**Task instructions**
Omit every picture while repeating the entries exactly.

**Data in this exercise**
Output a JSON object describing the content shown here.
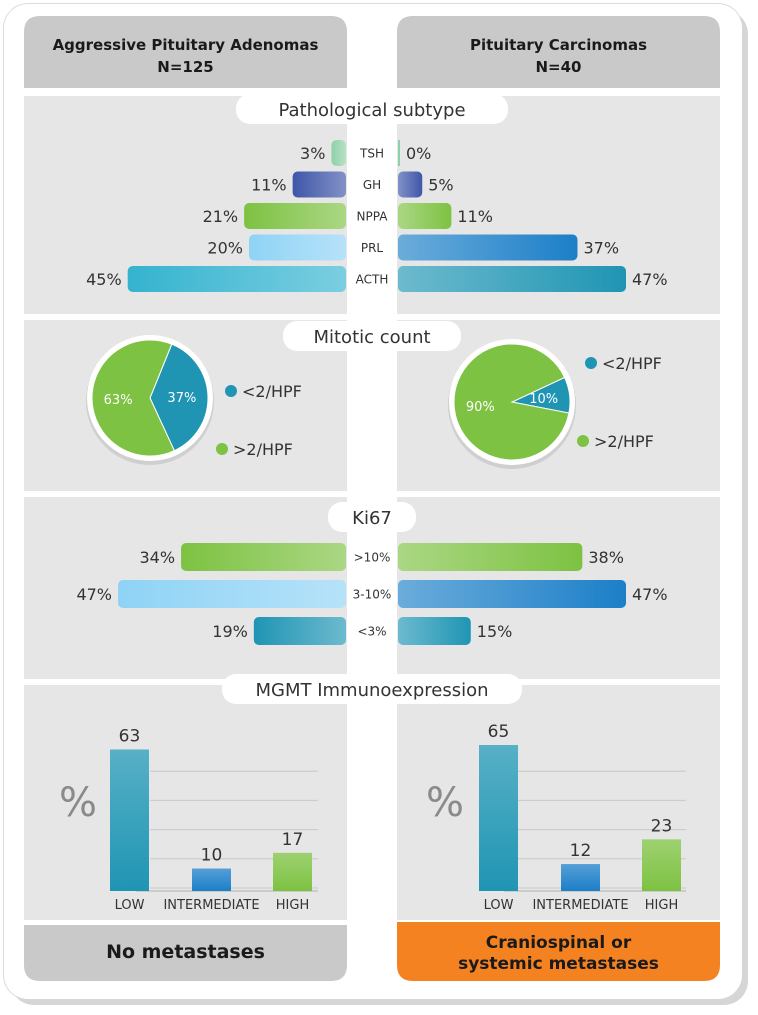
{
  "left_header": {
    "title": "Aggressive Pituitary Adenomas",
    "subtitle": "N=125"
  },
  "right_header": {
    "title": "Pituitary Carcinomas",
    "subtitle": "N=40"
  },
  "footer": {
    "left": "No metastases",
    "right_line1": "Craniospinal or",
    "right_line2": "systemic metastases"
  },
  "colors": {
    "panel": "#e6e6e7",
    "header": "#c9c9ca",
    "orange": "#f58220",
    "teal": "#1f95b3",
    "green": "#7dc242",
    "blue": "#1c7fc8",
    "light_blue": "#8fd3f5",
    "aqua": "#34b3cf",
    "navy": "#3e56a8",
    "mint": "#8ed1a8"
  },
  "chart_data": [
    {
      "type": "bar",
      "title": "Pathological subtype",
      "orientation": "horizontal-butterfly",
      "categories": [
        "TSH",
        "GH",
        "NPPA",
        "PRL",
        "ACTH"
      ],
      "series": [
        {
          "name": "Aggressive Pituitary Adenomas",
          "values": [
            3,
            11,
            21,
            20,
            45
          ],
          "labels": [
            "3%",
            "11%",
            "21%",
            "20%",
            "45%"
          ]
        },
        {
          "name": "Pituitary Carcinomas",
          "values": [
            0,
            5,
            11,
            37,
            47
          ],
          "labels": [
            "0%",
            "5%",
            "11%",
            "37%",
            "47%"
          ]
        }
      ],
      "xlim": [
        0,
        47
      ]
    },
    {
      "type": "pie",
      "title": "Mitotic count",
      "legend": [
        "<2/HPF",
        ">2/HPF"
      ],
      "series": [
        {
          "name": "Aggressive Pituitary Adenomas",
          "values": [
            37,
            63
          ],
          "labels": [
            "37%",
            "63%"
          ]
        },
        {
          "name": "Pituitary Carcinomas",
          "values": [
            10,
            90
          ],
          "labels": [
            "10%",
            "90%"
          ]
        }
      ]
    },
    {
      "type": "bar",
      "title": "Ki67",
      "orientation": "horizontal-butterfly",
      "categories": [
        ">10%",
        "3-10%",
        "<3%"
      ],
      "series": [
        {
          "name": "Aggressive Pituitary Adenomas",
          "values": [
            34,
            47,
            19
          ],
          "labels": [
            "34%",
            "47%",
            "19%"
          ]
        },
        {
          "name": "Pituitary Carcinomas",
          "values": [
            38,
            47,
            15
          ],
          "labels": [
            "38%",
            "47%",
            "15%"
          ]
        }
      ],
      "xlim": [
        0,
        47
      ]
    },
    {
      "type": "bar",
      "title": "MGMT Immunoexpression",
      "ylabel": "%",
      "categories": [
        "LOW",
        "INTERMEDIATE",
        "HIGH"
      ],
      "series": [
        {
          "name": "Aggressive Pituitary Adenomas",
          "values": [
            63,
            10,
            17
          ],
          "labels": [
            "63",
            "10",
            "17"
          ]
        },
        {
          "name": "Pituitary Carcinomas",
          "values": [
            65,
            12,
            23
          ],
          "labels": [
            "65",
            "12",
            "23"
          ]
        }
      ],
      "ylim": [
        0,
        65
      ]
    }
  ]
}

**Task response**
Output a JSON object describing the content shown here.
{
  "left_header": {
    "title": "Aggressive Pituitary Adenomas",
    "subtitle": "N=125"
  },
  "right_header": {
    "title": "Pituitary Carcinomas",
    "subtitle": "N=40"
  },
  "footer": {
    "left": "No metastases",
    "right_line1": "Craniospinal or",
    "right_line2": "systemic metastases"
  },
  "colors": {
    "panel": "#e6e6e7",
    "header": "#c9c9ca",
    "orange": "#f58220",
    "teal": "#1f95b3",
    "green": "#7dc242",
    "blue": "#1c7fc8",
    "light_blue": "#8fd3f5",
    "aqua": "#34b3cf",
    "navy": "#3e56a8",
    "mint": "#8ed1a8"
  },
  "chart_data": [
    {
      "type": "bar",
      "title": "Pathological subtype",
      "orientation": "horizontal-butterfly",
      "categories": [
        "TSH",
        "GH",
        "NPPA",
        "PRL",
        "ACTH"
      ],
      "series": [
        {
          "name": "Aggressive Pituitary Adenomas",
          "values": [
            3,
            11,
            21,
            20,
            45
          ],
          "labels": [
            "3%",
            "11%",
            "21%",
            "20%",
            "45%"
          ]
        },
        {
          "name": "Pituitary Carcinomas",
          "values": [
            0,
            5,
            11,
            37,
            47
          ],
          "labels": [
            "0%",
            "5%",
            "11%",
            "37%",
            "47%"
          ]
        }
      ],
      "xlim": [
        0,
        47
      ]
    },
    {
      "type": "pie",
      "title": "Mitotic count",
      "legend": [
        "<2/HPF",
        ">2/HPF"
      ],
      "series": [
        {
          "name": "Aggressive Pituitary Adenomas",
          "values": [
            37,
            63
          ],
          "labels": [
            "37%",
            "63%"
          ]
        },
        {
          "name": "Pituitary Carcinomas",
          "values": [
            10,
            90
          ],
          "labels": [
            "10%",
            "90%"
          ]
        }
      ]
    },
    {
      "type": "bar",
      "title": "Ki67",
      "orientation": "horizontal-butterfly",
      "categories": [
        ">10%",
        "3-10%",
        "<3%"
      ],
      "series": [
        {
          "name": "Aggressive Pituitary Adenomas",
          "values": [
            34,
            47,
            19
          ],
          "labels": [
            "34%",
            "47%",
            "19%"
          ]
        },
        {
          "name": "Pituitary Carcinomas",
          "values": [
            38,
            47,
            15
          ],
          "labels": [
            "38%",
            "47%",
            "15%"
          ]
        }
      ],
      "xlim": [
        0,
        47
      ]
    },
    {
      "type": "bar",
      "title": "MGMT Immunoexpression",
      "ylabel": "%",
      "categories": [
        "LOW",
        "INTERMEDIATE",
        "HIGH"
      ],
      "series": [
        {
          "name": "Aggressive Pituitary Adenomas",
          "values": [
            63,
            10,
            17
          ],
          "labels": [
            "63",
            "10",
            "17"
          ]
        },
        {
          "name": "Pituitary Carcinomas",
          "values": [
            65,
            12,
            23
          ],
          "labels": [
            "65",
            "12",
            "23"
          ]
        }
      ],
      "ylim": [
        0,
        65
      ]
    }
  ]
}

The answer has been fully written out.